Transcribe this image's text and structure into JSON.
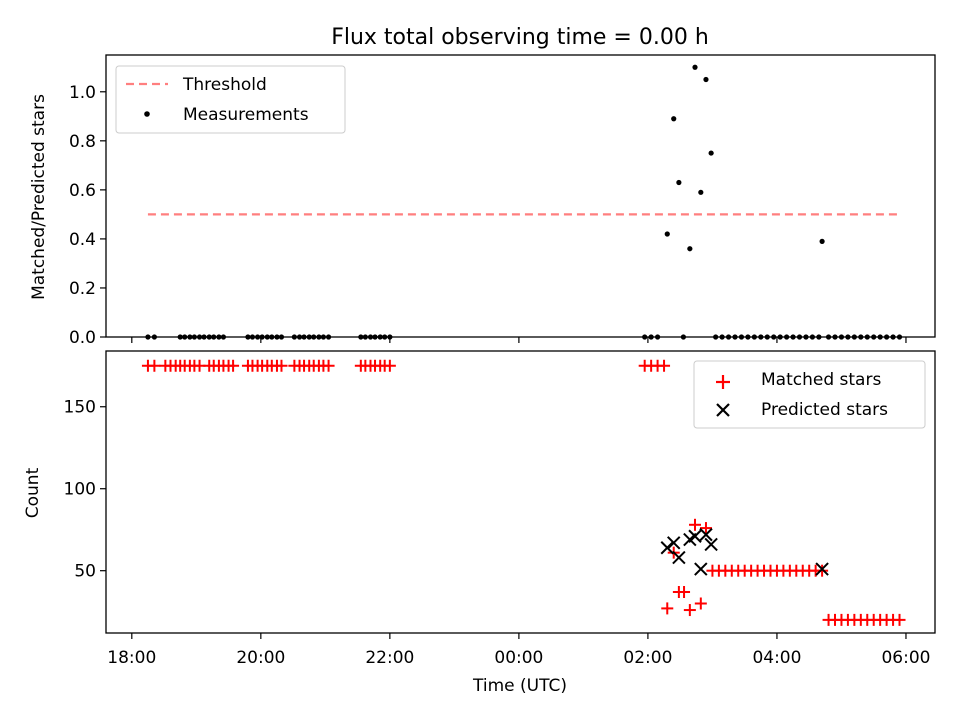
{
  "chart_data": [
    {
      "type": "scatter",
      "title": "Flux total observing time = 0.00 h",
      "ylabel": "Matched/Predicted stars",
      "xlabel": "",
      "x_unit": "hours since 18:00 UTC on the time axis",
      "ylim": [
        0,
        1.15
      ],
      "yticks": [
        "0.0",
        "0.2",
        "0.4",
        "0.6",
        "0.8",
        "1.0"
      ],
      "legend": {
        "placement": "top-left",
        "entries": [
          "Threshold",
          "Measurements"
        ]
      },
      "threshold": {
        "name": "Threshold",
        "value": 0.5,
        "x_range": [
          0.25,
          11.9
        ],
        "color": "#ff7f7f",
        "style": "dashed"
      },
      "series": [
        {
          "name": "Measurements",
          "color": "#000000",
          "points": [
            [
              0.25,
              0
            ],
            [
              0.35,
              0
            ],
            [
              0.75,
              0
            ],
            [
              0.82,
              0
            ],
            [
              0.9,
              0
            ],
            [
              0.97,
              0
            ],
            [
              1.05,
              0
            ],
            [
              1.12,
              0
            ],
            [
              1.2,
              0
            ],
            [
              1.27,
              0
            ],
            [
              1.35,
              0
            ],
            [
              1.42,
              0
            ],
            [
              1.8,
              0
            ],
            [
              1.87,
              0
            ],
            [
              1.95,
              0
            ],
            [
              2.02,
              0
            ],
            [
              2.1,
              0
            ],
            [
              2.17,
              0
            ],
            [
              2.25,
              0
            ],
            [
              2.32,
              0
            ],
            [
              2.52,
              0
            ],
            [
              2.6,
              0
            ],
            [
              2.67,
              0
            ],
            [
              2.75,
              0
            ],
            [
              2.82,
              0
            ],
            [
              2.9,
              0
            ],
            [
              2.97,
              0
            ],
            [
              3.05,
              0
            ],
            [
              3.55,
              0
            ],
            [
              3.62,
              0
            ],
            [
              3.7,
              0
            ],
            [
              3.77,
              0
            ],
            [
              3.85,
              0
            ],
            [
              3.92,
              0
            ],
            [
              4.0,
              0
            ],
            [
              7.95,
              0
            ],
            [
              8.05,
              0
            ],
            [
              8.15,
              0
            ],
            [
              8.55,
              0
            ],
            [
              8.3,
              0.42
            ],
            [
              8.4,
              0.89
            ],
            [
              8.48,
              0.63
            ],
            [
              8.65,
              0.36
            ],
            [
              8.73,
              1.1
            ],
            [
              8.82,
              0.59
            ],
            [
              8.9,
              1.05
            ],
            [
              8.98,
              0.75
            ],
            [
              10.7,
              0.39
            ],
            [
              9.05,
              0
            ],
            [
              9.15,
              0
            ],
            [
              9.25,
              0
            ],
            [
              9.35,
              0
            ],
            [
              9.45,
              0
            ],
            [
              9.55,
              0
            ],
            [
              9.65,
              0
            ],
            [
              9.75,
              0
            ],
            [
              9.85,
              0
            ],
            [
              9.95,
              0
            ],
            [
              10.05,
              0
            ],
            [
              10.15,
              0
            ],
            [
              10.25,
              0
            ],
            [
              10.35,
              0
            ],
            [
              10.45,
              0
            ],
            [
              10.55,
              0
            ],
            [
              10.65,
              0
            ],
            [
              10.8,
              0
            ],
            [
              10.9,
              0
            ],
            [
              11.0,
              0
            ],
            [
              11.1,
              0
            ],
            [
              11.2,
              0
            ],
            [
              11.3,
              0
            ],
            [
              11.4,
              0
            ],
            [
              11.5,
              0
            ],
            [
              11.6,
              0
            ],
            [
              11.7,
              0
            ],
            [
              11.8,
              0
            ],
            [
              11.9,
              0
            ]
          ]
        }
      ]
    },
    {
      "type": "scatter",
      "title": "",
      "ylabel": "Count",
      "xlabel": "Time (UTC)",
      "x_unit": "hours since 18:00 UTC",
      "xlim": [
        -0.4,
        12.45
      ],
      "xticks": [
        {
          "value": 0,
          "label": "18:00"
        },
        {
          "value": 2,
          "label": "20:00"
        },
        {
          "value": 4,
          "label": "22:00"
        },
        {
          "value": 6,
          "label": "00:00"
        },
        {
          "value": 8,
          "label": "02:00"
        },
        {
          "value": 10,
          "label": "04:00"
        },
        {
          "value": 12,
          "label": "06:00"
        }
      ],
      "ylim": [
        12,
        184
      ],
      "yticks": [
        "50",
        "100",
        "150"
      ],
      "legend": {
        "placement": "top-right",
        "entries": [
          "Matched stars",
          "Predicted stars"
        ]
      },
      "series": [
        {
          "name": "Matched stars",
          "marker": "plus",
          "color": "#ff0000",
          "points": [
            [
              0.25,
              175
            ],
            [
              0.35,
              175
            ],
            [
              0.52,
              175
            ],
            [
              0.6,
              175
            ],
            [
              0.68,
              175
            ],
            [
              0.75,
              175
            ],
            [
              0.82,
              175
            ],
            [
              0.9,
              175
            ],
            [
              0.97,
              175
            ],
            [
              1.05,
              175
            ],
            [
              1.2,
              175
            ],
            [
              1.27,
              175
            ],
            [
              1.35,
              175
            ],
            [
              1.42,
              175
            ],
            [
              1.5,
              175
            ],
            [
              1.57,
              175
            ],
            [
              1.8,
              175
            ],
            [
              1.87,
              175
            ],
            [
              1.95,
              175
            ],
            [
              2.02,
              175
            ],
            [
              2.1,
              175
            ],
            [
              2.17,
              175
            ],
            [
              2.25,
              175
            ],
            [
              2.32,
              175
            ],
            [
              2.52,
              175
            ],
            [
              2.6,
              175
            ],
            [
              2.67,
              175
            ],
            [
              2.75,
              175
            ],
            [
              2.82,
              175
            ],
            [
              2.9,
              175
            ],
            [
              2.97,
              175
            ],
            [
              3.05,
              175
            ],
            [
              3.55,
              175
            ],
            [
              3.62,
              175
            ],
            [
              3.7,
              175
            ],
            [
              3.77,
              175
            ],
            [
              3.85,
              175
            ],
            [
              3.92,
              175
            ],
            [
              4.0,
              175
            ],
            [
              7.95,
              175
            ],
            [
              8.05,
              175
            ],
            [
              8.15,
              175
            ],
            [
              8.25,
              175
            ],
            [
              8.3,
              27
            ],
            [
              8.4,
              61
            ],
            [
              8.48,
              37
            ],
            [
              8.56,
              37
            ],
            [
              8.65,
              26
            ],
            [
              8.73,
              78
            ],
            [
              8.82,
              30
            ],
            [
              8.9,
              76
            ],
            [
              9.0,
              50
            ],
            [
              9.1,
              50
            ],
            [
              9.2,
              50
            ],
            [
              9.3,
              50
            ],
            [
              9.4,
              50
            ],
            [
              9.5,
              50
            ],
            [
              9.6,
              50
            ],
            [
              9.7,
              50
            ],
            [
              9.8,
              50
            ],
            [
              9.9,
              50
            ],
            [
              10.0,
              50
            ],
            [
              10.1,
              50
            ],
            [
              10.2,
              50
            ],
            [
              10.3,
              50
            ],
            [
              10.4,
              50
            ],
            [
              10.5,
              50
            ],
            [
              10.6,
              50
            ],
            [
              10.7,
              50
            ],
            [
              10.8,
              20
            ],
            [
              10.9,
              20
            ],
            [
              11.0,
              20
            ],
            [
              11.1,
              20
            ],
            [
              11.2,
              20
            ],
            [
              11.3,
              20
            ],
            [
              11.4,
              20
            ],
            [
              11.5,
              20
            ],
            [
              11.6,
              20
            ],
            [
              11.7,
              20
            ],
            [
              11.8,
              20
            ],
            [
              11.9,
              20
            ]
          ]
        },
        {
          "name": "Predicted stars",
          "marker": "x",
          "color": "#000000",
          "points": [
            [
              8.3,
              64
            ],
            [
              8.4,
              67
            ],
            [
              8.48,
              58
            ],
            [
              8.65,
              69
            ],
            [
              8.73,
              71
            ],
            [
              8.82,
              51
            ],
            [
              8.9,
              72
            ],
            [
              8.98,
              66
            ],
            [
              10.7,
              51
            ]
          ]
        }
      ]
    }
  ]
}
::::::::
_TASK OBJECTIVE_
Pick out the lines above that hold the string "since" and show them.

_ANSWER TO THE PROBLEM_
      "x_unit": "hours since 18:00 UTC on the time axis",
      "x_unit": "hours since 18:00 UTC",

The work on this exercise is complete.